_Task to carry out_
Below is a set of records. Repeat all of them exactly.

_Records provided_
— Begin —
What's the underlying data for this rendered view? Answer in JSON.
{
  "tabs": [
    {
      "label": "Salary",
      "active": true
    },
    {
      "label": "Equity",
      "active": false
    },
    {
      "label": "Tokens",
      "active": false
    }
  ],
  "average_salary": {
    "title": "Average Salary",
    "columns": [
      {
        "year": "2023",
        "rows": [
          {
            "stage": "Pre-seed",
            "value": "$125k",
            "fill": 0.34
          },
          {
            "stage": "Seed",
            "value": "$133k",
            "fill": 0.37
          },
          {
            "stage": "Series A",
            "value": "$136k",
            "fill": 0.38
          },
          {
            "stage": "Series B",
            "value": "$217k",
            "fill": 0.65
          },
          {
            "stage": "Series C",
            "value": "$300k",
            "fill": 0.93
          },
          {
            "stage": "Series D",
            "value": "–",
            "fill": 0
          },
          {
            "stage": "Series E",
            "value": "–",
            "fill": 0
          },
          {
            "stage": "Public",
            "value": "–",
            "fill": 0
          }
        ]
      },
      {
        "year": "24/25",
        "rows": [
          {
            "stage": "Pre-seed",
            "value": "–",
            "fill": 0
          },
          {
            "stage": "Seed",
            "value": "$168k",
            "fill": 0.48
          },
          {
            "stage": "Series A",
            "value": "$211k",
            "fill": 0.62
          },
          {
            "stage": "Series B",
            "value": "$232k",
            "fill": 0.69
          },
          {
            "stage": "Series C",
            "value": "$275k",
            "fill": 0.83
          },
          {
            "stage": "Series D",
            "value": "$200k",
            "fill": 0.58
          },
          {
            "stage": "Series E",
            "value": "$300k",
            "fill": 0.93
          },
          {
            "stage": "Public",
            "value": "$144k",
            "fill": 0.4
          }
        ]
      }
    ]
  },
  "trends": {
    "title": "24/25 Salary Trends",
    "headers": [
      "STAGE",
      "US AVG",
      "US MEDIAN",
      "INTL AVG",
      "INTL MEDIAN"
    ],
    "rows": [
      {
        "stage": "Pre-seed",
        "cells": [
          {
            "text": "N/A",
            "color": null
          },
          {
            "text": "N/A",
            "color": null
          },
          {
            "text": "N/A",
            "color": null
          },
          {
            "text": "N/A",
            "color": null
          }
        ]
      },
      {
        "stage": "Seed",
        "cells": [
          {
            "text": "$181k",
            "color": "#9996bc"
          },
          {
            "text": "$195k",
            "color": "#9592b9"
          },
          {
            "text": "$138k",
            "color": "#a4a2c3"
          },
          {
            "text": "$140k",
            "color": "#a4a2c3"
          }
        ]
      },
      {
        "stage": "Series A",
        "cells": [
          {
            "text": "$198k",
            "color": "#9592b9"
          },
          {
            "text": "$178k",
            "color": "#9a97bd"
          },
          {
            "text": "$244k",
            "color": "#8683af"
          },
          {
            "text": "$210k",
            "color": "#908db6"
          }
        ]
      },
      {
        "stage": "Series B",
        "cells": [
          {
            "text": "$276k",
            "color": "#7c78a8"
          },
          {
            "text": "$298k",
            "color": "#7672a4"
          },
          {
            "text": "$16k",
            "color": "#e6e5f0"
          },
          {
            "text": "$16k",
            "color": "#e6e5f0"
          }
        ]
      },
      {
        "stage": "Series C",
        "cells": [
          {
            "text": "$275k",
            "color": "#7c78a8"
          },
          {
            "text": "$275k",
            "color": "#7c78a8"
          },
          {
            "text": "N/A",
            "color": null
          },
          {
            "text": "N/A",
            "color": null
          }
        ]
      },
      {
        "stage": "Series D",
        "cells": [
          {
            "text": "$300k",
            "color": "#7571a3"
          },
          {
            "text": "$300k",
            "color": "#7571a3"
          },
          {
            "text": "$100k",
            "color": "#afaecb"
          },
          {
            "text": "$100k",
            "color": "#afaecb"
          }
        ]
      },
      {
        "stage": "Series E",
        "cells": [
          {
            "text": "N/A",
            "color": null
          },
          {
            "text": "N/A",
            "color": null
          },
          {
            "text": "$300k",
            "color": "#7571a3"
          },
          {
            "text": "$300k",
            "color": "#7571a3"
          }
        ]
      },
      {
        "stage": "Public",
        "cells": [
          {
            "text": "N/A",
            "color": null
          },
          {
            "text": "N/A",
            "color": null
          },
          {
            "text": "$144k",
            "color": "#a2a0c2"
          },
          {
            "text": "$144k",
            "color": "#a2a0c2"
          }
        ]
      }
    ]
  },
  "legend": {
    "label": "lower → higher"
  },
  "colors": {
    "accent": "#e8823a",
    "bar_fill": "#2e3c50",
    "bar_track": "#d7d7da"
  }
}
— End —
_Answer to the exercise_
What's the underlying data for this rendered view? Answer in JSON.
{
  "tabs": [
    {
      "label": "Salary",
      "active": true
    },
    {
      "label": "Equity",
      "active": false
    },
    {
      "label": "Tokens",
      "active": false
    }
  ],
  "average_salary": {
    "title": "Average Salary",
    "columns": [
      {
        "year": "2023",
        "rows": [
          {
            "stage": "Pre-seed",
            "value": "$125k",
            "fill": 0.34
          },
          {
            "stage": "Seed",
            "value": "$133k",
            "fill": 0.37
          },
          {
            "stage": "Series A",
            "value": "$136k",
            "fill": 0.38
          },
          {
            "stage": "Series B",
            "value": "$217k",
            "fill": 0.65
          },
          {
            "stage": "Series C",
            "value": "$300k",
            "fill": 0.93
          },
          {
            "stage": "Series D",
            "value": "–",
            "fill": 0
          },
          {
            "stage": "Series E",
            "value": "–",
            "fill": 0
          },
          {
            "stage": "Public",
            "value": "–",
            "fill": 0
          }
        ]
      },
      {
        "year": "24/25",
        "rows": [
          {
            "stage": "Pre-seed",
            "value": "–",
            "fill": 0
          },
          {
            "stage": "Seed",
            "value": "$168k",
            "fill": 0.48
          },
          {
            "stage": "Series A",
            "value": "$211k",
            "fill": 0.62
          },
          {
            "stage": "Series B",
            "value": "$232k",
            "fill": 0.69
          },
          {
            "stage": "Series C",
            "value": "$275k",
            "fill": 0.83
          },
          {
            "stage": "Series D",
            "value": "$200k",
            "fill": 0.58
          },
          {
            "stage": "Series E",
            "value": "$300k",
            "fill": 0.93
          },
          {
            "stage": "Public",
            "value": "$144k",
            "fill": 0.4
          }
        ]
      }
    ]
  },
  "trends": {
    "title": "24/25 Salary Trends",
    "headers": [
      "STAGE",
      "US AVG",
      "US MEDIAN",
      "INTL AVG",
      "INTL MEDIAN"
    ],
    "rows": [
      {
        "stage": "Pre-seed",
        "cells": [
          {
            "text": "N/A",
            "color": null
          },
          {
            "text": "N/A",
            "color": null
          },
          {
            "text": "N/A",
            "color": null
          },
          {
            "text": "N/A",
            "color": null
          }
        ]
      },
      {
        "stage": "Seed",
        "cells": [
          {
            "text": "$181k",
            "color": "#9996bc"
          },
          {
            "text": "$195k",
            "color": "#9592b9"
          },
          {
            "text": "$138k",
            "color": "#a4a2c3"
          },
          {
            "text": "$140k",
            "color": "#a4a2c3"
          }
        ]
      },
      {
        "stage": "Series A",
        "cells": [
          {
            "text": "$198k",
            "color": "#9592b9"
          },
          {
            "text": "$178k",
            "color": "#9a97bd"
          },
          {
            "text": "$244k",
            "color": "#8683af"
          },
          {
            "text": "$210k",
            "color": "#908db6"
          }
        ]
      },
      {
        "stage": "Series B",
        "cells": [
          {
            "text": "$276k",
            "color": "#7c78a8"
          },
          {
            "text": "$298k",
            "color": "#7672a4"
          },
          {
            "text": "$16k",
            "color": "#e6e5f0"
          },
          {
            "text": "$16k",
            "color": "#e6e5f0"
          }
        ]
      },
      {
        "stage": "Series C",
        "cells": [
          {
            "text": "$275k",
            "color": "#7c78a8"
          },
          {
            "text": "$275k",
            "color": "#7c78a8"
          },
          {
            "text": "N/A",
            "color": null
          },
          {
            "text": "N/A",
            "color": null
          }
        ]
      },
      {
        "stage": "Series D",
        "cells": [
          {
            "text": "$300k",
            "color": "#7571a3"
          },
          {
            "text": "$300k",
            "color": "#7571a3"
          },
          {
            "text": "$100k",
            "color": "#afaecb"
          },
          {
            "text": "$100k",
            "color": "#afaecb"
          }
        ]
      },
      {
        "stage": "Series E",
        "cells": [
          {
            "text": "N/A",
            "color": null
          },
          {
            "text": "N/A",
            "color": null
          },
          {
            "text": "$300k",
            "color": "#7571a3"
          },
          {
            "text": "$300k",
            "color": "#7571a3"
          }
        ]
      },
      {
        "stage": "Public",
        "cells": [
          {
            "text": "N/A",
            "color": null
          },
          {
            "text": "N/A",
            "color": null
          },
          {
            "text": "$144k",
            "color": "#a2a0c2"
          },
          {
            "text": "$144k",
            "color": "#a2a0c2"
          }
        ]
      }
    ]
  },
  "legend": {
    "label": "lower → higher"
  },
  "colors": {
    "accent": "#e8823a",
    "bar_fill": "#2e3c50",
    "bar_track": "#d7d7da"
  }
}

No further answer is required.